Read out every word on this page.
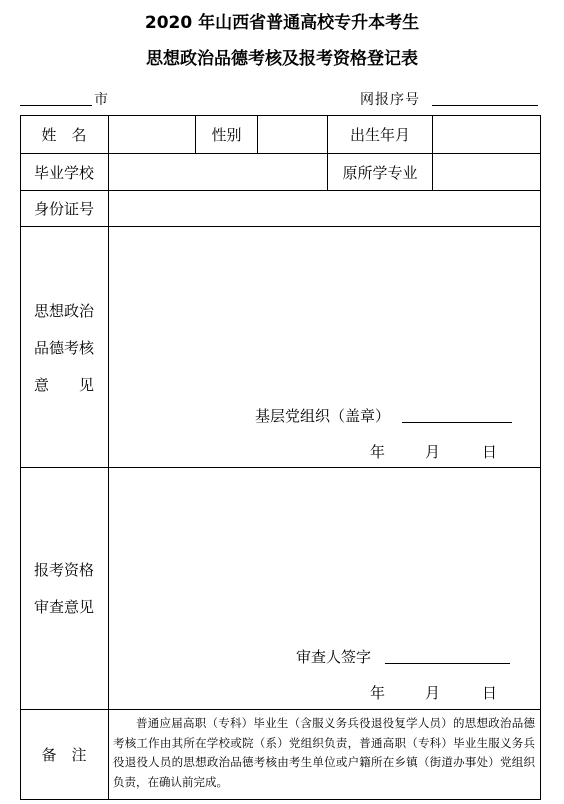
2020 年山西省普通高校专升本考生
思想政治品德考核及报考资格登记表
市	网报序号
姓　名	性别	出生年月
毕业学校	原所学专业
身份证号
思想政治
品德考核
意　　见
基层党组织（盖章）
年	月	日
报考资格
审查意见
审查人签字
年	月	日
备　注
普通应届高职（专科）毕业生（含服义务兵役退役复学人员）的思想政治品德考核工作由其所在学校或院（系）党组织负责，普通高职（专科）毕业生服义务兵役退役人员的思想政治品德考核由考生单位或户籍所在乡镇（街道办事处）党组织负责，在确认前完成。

[TASK STATEMENT]
The entries above are to be returned exactly, without their pictures.

[WRITTEN SOLUTION]
Read out every word on this page.
2020 年山西省普通高校专升本考生
思想政治品德考核及报考资格登记表
市	网报序号
姓　名	性别	出生年月
毕业学校	原所学专业
身份证号
思想政治
品德考核
意　　见
基层党组织（盖章）
年	月	日
报考资格
审查意见
审查人签字
年	月	日
备　注
普通应届高职（专科）毕业生（含服义务兵役退役复学人员）的思想政治品德考核工作由其所在学校或院（系）党组织负责，普通高职（专科）毕业生服义务兵役退役人员的思想政治品德考核由考生单位或户籍所在乡镇（街道办事处）党组织负责，在确认前完成。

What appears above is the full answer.